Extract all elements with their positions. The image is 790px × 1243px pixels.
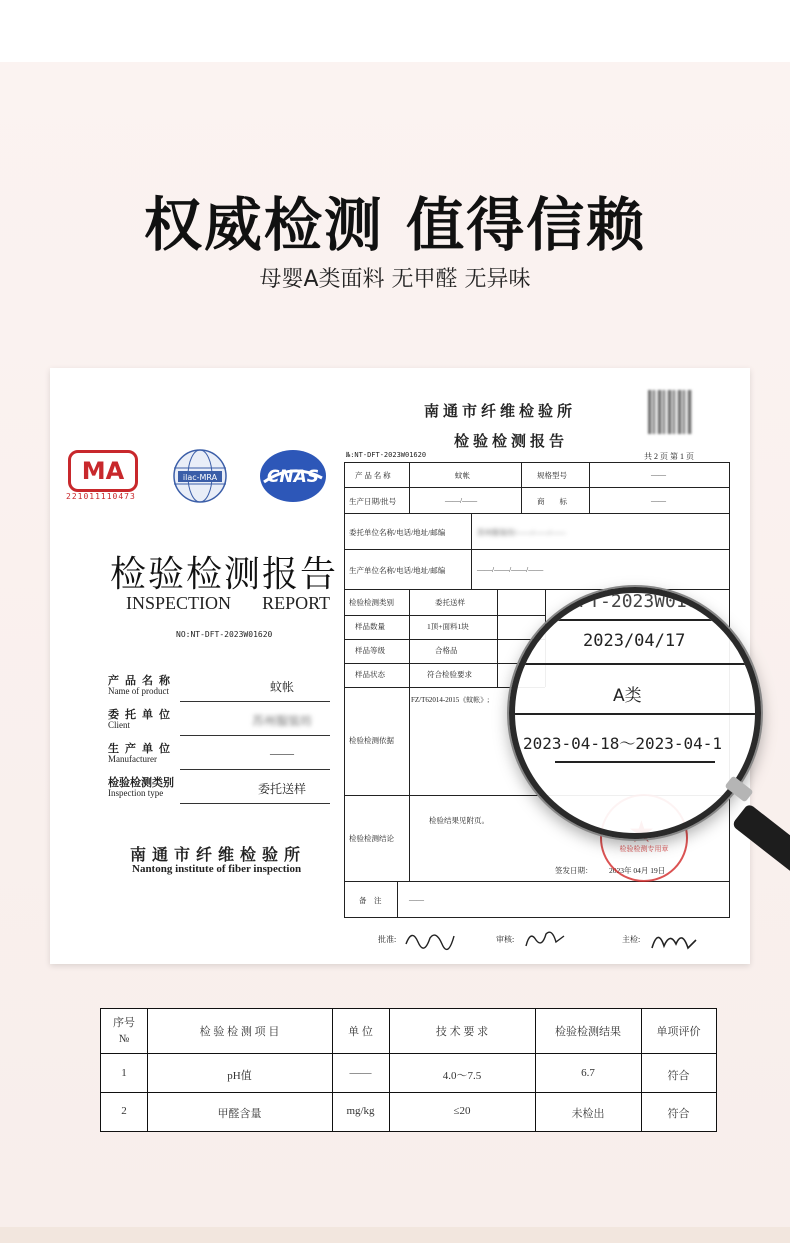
issue-date-value: 2023年 04月 19日 <box>609 866 666 875</box>
field-underline <box>180 769 330 770</box>
magnified-number: NT-DFT-2023W0162 <box>535 593 709 612</box>
remark-label: 备 注 <box>359 896 382 905</box>
stamp-text: 检验检测专用章 <box>619 845 669 853</box>
table-row-1-result: 6.7 <box>581 1067 595 1079</box>
table-row-2-evaluation: 符合 <box>667 1108 690 1120</box>
cma-logo: MA <box>68 450 138 492</box>
product-value: 蚊帐 <box>455 471 470 480</box>
cover-institute-en: Nantong institute of fiber inspection <box>132 863 302 875</box>
header-index: 序号 № <box>113 1017 135 1045</box>
cover-field-product <box>108 672 330 702</box>
maker-value: ——/——/——/—— <box>477 565 544 574</box>
header-requirement: 技 术 要 求 <box>435 1026 489 1038</box>
field-underline <box>180 803 330 804</box>
header-item: 检 验 检 测 项 目 <box>199 1026 280 1038</box>
field-label-en: Name of product <box>108 686 169 696</box>
field-label: 检验检测类别 <box>108 777 174 789</box>
field-value: 委托送样 <box>257 782 306 796</box>
table-row-1-requirement: 4.0～7.5 <box>442 1070 482 1082</box>
issue-date-label: 签发日期： <box>555 866 593 875</box>
field-label: 生产单位 <box>108 743 176 755</box>
state-label: 样品状态 <box>355 670 385 679</box>
table-row-2-index: 2 <box>121 1105 127 1117</box>
cover-field-type <box>108 774 330 804</box>
table-row-1-evaluation: 符合 <box>667 1070 690 1082</box>
headline: 权威检测 值得信赖 <box>143 191 647 259</box>
signature-row <box>344 926 728 956</box>
header-evaluation: 单项评价 <box>656 1026 701 1038</box>
subheadline: 母婴A类面料 无甲醛 无异味 <box>259 267 531 292</box>
brand-value: —— <box>651 496 666 505</box>
conclusion-value: 检验结果见附页。 <box>429 816 489 825</box>
type-label: 检验检测类别 <box>349 598 394 607</box>
date-label: 生产日期/批号 <box>349 497 397 506</box>
grade-label: 样品等级 <box>355 646 385 655</box>
cover-field-manufacturer <box>108 740 330 770</box>
header-unit: 单 位 <box>348 1026 373 1038</box>
qty-label: 样品数量 <box>355 622 385 631</box>
field-underline <box>180 701 330 702</box>
field-label-en: Client <box>108 720 130 730</box>
approve-label: 批准: <box>378 935 397 944</box>
cma-number: 221011110473 <box>66 492 136 501</box>
cover-title-en <box>126 593 330 614</box>
state-value: 符合检验要求 <box>427 670 472 679</box>
maker-label: 生产单位名称/电话/地址/邮编 <box>349 566 446 575</box>
cnas-logo <box>258 448 328 504</box>
field-value: 苏州服装坊 <box>251 714 312 728</box>
field-label: 委托单位 <box>108 709 176 721</box>
cnas-logo-text: CNAS <box>266 467 320 487</box>
top-band <box>0 0 790 62</box>
conclusion-label: 检验检测结论 <box>349 834 394 843</box>
magnified-view <box>515 593 755 833</box>
field-label: 产品名称 <box>108 675 176 687</box>
cover-institute: 南通市纤维检验所 <box>130 847 307 864</box>
cover-title-en-2: REPORT <box>262 593 330 613</box>
table-row-1-item: pH值 <box>227 1070 252 1082</box>
field-label-en: Manufacturer <box>108 754 157 764</box>
remark-value: —— <box>409 895 424 904</box>
review-signature <box>522 926 566 952</box>
table-row-2-result: 未检出 <box>571 1108 605 1120</box>
brand-label: 商 标 <box>537 497 567 506</box>
spec-value: —— <box>651 470 666 479</box>
cover-title-en-1: INSPECTION <box>126 593 232 613</box>
table-row-1-index: 1 <box>121 1067 127 1079</box>
results-table <box>100 1008 717 1132</box>
table-row-2-requirement: ≤20 <box>453 1105 471 1117</box>
magnified-date: 2023/04/17 <box>583 631 686 651</box>
basis-label: 检验检测依据 <box>349 736 394 745</box>
report-number: №:NT-DFT-2023W01620 <box>346 451 427 459</box>
grade-value: 合格品 <box>435 646 458 655</box>
check-label: 主检: <box>622 935 641 944</box>
qty-value: 1顶+面料1块 <box>427 622 469 631</box>
magnified-period: 2023-04-18～2023-04-1 <box>523 734 723 753</box>
header-result: 检验检测结果 <box>555 1026 621 1038</box>
field-value: 蚊帐 <box>269 680 294 694</box>
basis-value: FZ/T62014-2015《蚊帐》; <box>411 696 490 704</box>
ilac-mra-logo <box>172 448 228 504</box>
product-label: 产 品 名 称 <box>355 471 391 480</box>
field-value: —— <box>270 746 294 760</box>
ilac-logo-text: ilac-MRA <box>182 473 218 482</box>
client-label: 委托单位名称/电话/地址/邮编 <box>349 528 446 537</box>
check-signature <box>648 926 698 956</box>
field-underline <box>180 735 330 736</box>
page-count: 共 2 页 第 1 页 <box>644 452 694 461</box>
spec-label: 规格型号 <box>537 471 567 480</box>
field-label-en: Inspection type <box>108 788 164 798</box>
approve-signature <box>402 926 456 952</box>
cover-field-client <box>108 706 330 736</box>
report-institute: 南通市纤维检验所 <box>424 404 577 420</box>
bottom-band <box>0 1227 790 1243</box>
client-value: 苏州服装坊/——/——/—— <box>477 528 566 537</box>
date-value: ——/—— <box>445 496 478 505</box>
report-heading: 检验检测报告 <box>454 434 569 450</box>
table-row-1-unit: —— <box>349 1067 372 1079</box>
magnified-grade: A类 <box>613 686 642 706</box>
cover-title: 检验检测报告 <box>110 554 339 594</box>
certification-logos <box>50 448 340 528</box>
table-row-2-unit: mg/kg <box>346 1105 375 1117</box>
type-value: 委托送样 <box>435 598 465 607</box>
review-label: 审核: <box>496 935 515 944</box>
qr-code <box>648 390 692 434</box>
cover-report-number: NO:NT-DFT-2023W01620 <box>176 630 273 639</box>
table-row-2-item: 甲醛含量 <box>217 1108 262 1120</box>
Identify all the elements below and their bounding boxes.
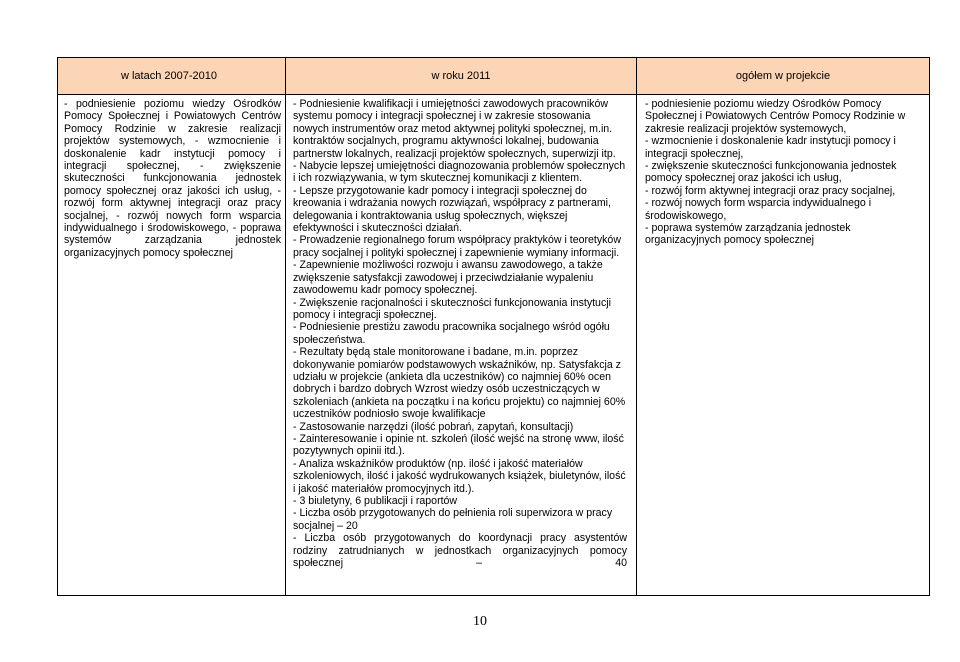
result-item: - Zapewnienie możliwości rozwoju i awansu zawodowego, a także zwiększenie satysfakcji zawodowej i przeciwdziałanie wypaleniu zawodowemu kadr pomocy społecznej. bbox=[293, 259, 603, 297]
result-item: - Rezultaty będą stale monitorowane i badane, m.in. poprzez dokonywanie pomiarów podstawowych wskaźników, np. Satysfakcja z udziału w projekcie (ankieta dla uczestników) co najmniej 60% ocen dobrych i bardzo dobrych Wzrost wiedzy osób uczestniczących w szkoleniach (ankieta na początku i na końcu projektu) co najmniej 60% uczestników podniosło swoje kwalifikacje bbox=[293, 346, 626, 421]
cell-2007-2010 bbox=[64, 98, 281, 259]
goal-item: - poprawa systemów zarządzania jednostek organizacyjnych pomocy społecznej bbox=[645, 222, 851, 247]
header-2011: w roku 2011 bbox=[431, 70, 491, 82]
goal-item: - rozwój form aktywnej integracji oraz pracy socjalnej, bbox=[645, 184, 896, 197]
result-item: - Zainteresowanie i opinie nt. szkoleń (ilość wejść na stronę www, ilość pozytywnych opinii itd.). bbox=[293, 432, 624, 458]
column-divider bbox=[636, 58, 637, 595]
result-item: - Analiza wskaźników produktów (np. ilość i jakość materiałów szkoleniowych, ilość i jakość wydrukowanych książek, biuletynów, ilość i jakość materiałów promocyjnych itd.). bbox=[293, 457, 626, 495]
result-item: - Podniesienie prestiżu zawodu pracownika socjalnego wśród ogółu społeczeństwa. bbox=[293, 321, 610, 346]
result-item: - Nabycie lepszej umiejętności diagnozowania problemów społecznych i ich rozwiązywania, w tym skutecznej komunikacji z klientem. bbox=[293, 160, 626, 185]
result-item: - Zastosowanie narzędzi (ilość pobrań, zapytań, konsultacji) bbox=[293, 420, 574, 433]
cell-overall bbox=[645, 98, 921, 247]
column-divider bbox=[285, 58, 286, 595]
header-2007-2010: w latach 2007-2010 bbox=[120, 70, 217, 82]
result-item: - Prowadzenie regionalnego forum współpracy praktyków i teoretyków pracy socjalnej i polityki społecznej i zapewnienie wymiany informacji. bbox=[293, 234, 621, 259]
cell-2011 bbox=[293, 98, 627, 569]
goal-item: - wzmocnienie i doskonalenie kadr instytucji pomocy i integracji społecznej, bbox=[645, 135, 896, 160]
goal-item: - zwiększenie skuteczności funkcjonowania jednostek pomocy społecznej oraz jakości ich usług, bbox=[645, 160, 897, 185]
results-table bbox=[57, 57, 930, 596]
result-item: - 3 biuletyny, 6 publikacji i raportów bbox=[293, 495, 458, 507]
header-overall: ogółem w projekcie bbox=[735, 70, 831, 82]
page-number: 10 bbox=[473, 614, 487, 629]
table-header-row bbox=[58, 58, 929, 95]
result-item: - Lepsze przygotowanie kadr pomocy i integracji społecznej do kreowania i wdrażania nowych rozwiązań, współpracy z partnerami, delegowania i kontraktowania usług społecznych, większej efektywności i skuteczności działań. bbox=[293, 184, 611, 235]
result-item: - Zwiększenie racjonalności i skuteczności funkcjonowania instytucji pomocy i integracji społecznej. bbox=[293, 296, 611, 321]
result-item: - Podniesienie kwalifikacji i umiejętności zawodowych pracowników systemu pomocy i integracji społecznej i w zakresie stosowania nowych instrumentów oraz metod aktywnej polityki społecznej, m.in. kontraktów socjalnych, programu aktywności lokalnej, budowania partnerstw lokalnych, realizacji projektów społecznych, superwizji itp. bbox=[293, 98, 616, 160]
result-item: - Liczba osób przygotowanych do pełnienia roli superwizora w pracy socjalnej – 20 bbox=[293, 507, 613, 532]
goal-item: - rozwój nowych form wsparcia indywidualnego i środowiskowego, bbox=[645, 197, 872, 222]
result-item: - Liczba osób przygotowanych do koordynacji pracy asystentów rodziny zatrudnianych w jednostkach organizacyjnych pomocy społecznej – 40 bbox=[293, 532, 627, 570]
goal-item: - podniesienie poziomu wiedzy Ośrodków Pomocy Społecznej i Powiatowych Centrów Pomocy Rodzinie w zakresie realizacji projektów systemowych, bbox=[645, 98, 906, 135]
cell-text: - podniesienie poziomu wiedzy Ośrodków Pomocy Społecznej i Powiatowych Centrów Pomocy Rodzinie w zakresie realizacji projektów systemowych, - wzmocnienie i doskonalenie kadr instytucji pomocy i integracji społecznej, - zwiększenie skuteczności funkcjonowania jednostek pomocy społecznej oraz jakości ich usług, - rozwój form aktywnej integracji oraz pracy socjalnej, - rozwój nowych form wsparcia indywidualnego i środowiskowego, - poprawa systemów zarządzania jednostek organizacyjnych pomocy społecznej bbox=[64, 98, 281, 259]
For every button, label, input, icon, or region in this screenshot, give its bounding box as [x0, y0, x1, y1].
# # # #
§ **What is being asked**: Begin at the line in the listing that has "result-item: - Zapewnienie" and stop after the line that has "result-item: - Podniesienie prestiżu". Write those lines out again, replacing "pomocy społecznej" with "opieki społecznej" and leaving everything else unchanged.

§ **Response to this exercise**:
result-item: - Zapewnienie możliwości rozwoju i awansu zawodowego, a także zwiększenie satysfakcji zawodowej i przeciwdziałanie wypaleniu zawodowemu kadr opieki społecznej. bbox=[293, 259, 603, 297]
result-item: - Rezultaty będą stale monitorowane i badane, m.in. poprzez dokonywanie pomiarów podstawowych wskaźników, np. Satysfakcja z udziału w projekcie (ankieta dla uczestników) co najmniej 60% ocen dobrych i bardzo dobrych Wzrost wiedzy osób uczestniczących w szkoleniach (ankieta na początku i na końcu projektu) co najmniej 60% uczestników podniosło swoje kwalifikacje bbox=[293, 346, 626, 421]
cell-2007-2010 bbox=[64, 98, 281, 259]
goal-item: - poprawa systemów zarządzania jednostek organizacyjnych opieki społecznej bbox=[645, 222, 851, 247]
header-2011: w roku 2011 bbox=[431, 70, 491, 82]
goal-item: - rozwój form aktywnej integracji oraz pracy socjalnej, bbox=[645, 184, 896, 197]
result-item: - Zainteresowanie i opinie nt. szkoleń (ilość wejść na stronę www, ilość pozytywnych opinii itd.). bbox=[293, 432, 624, 458]
column-divider bbox=[636, 58, 637, 595]
result-item: - Analiza wskaźników produktów (np. ilość i jakość materiałów szkoleniowych, ilość i jakość wydrukowanych książek, biuletynów, ilość i jakość materiałów promocyjnych itd.). bbox=[293, 457, 626, 495]
result-item: - Podniesienie prestiżu zawodu pracownika socjalnego wśród ogółu społeczeństwa. bbox=[293, 321, 610, 346]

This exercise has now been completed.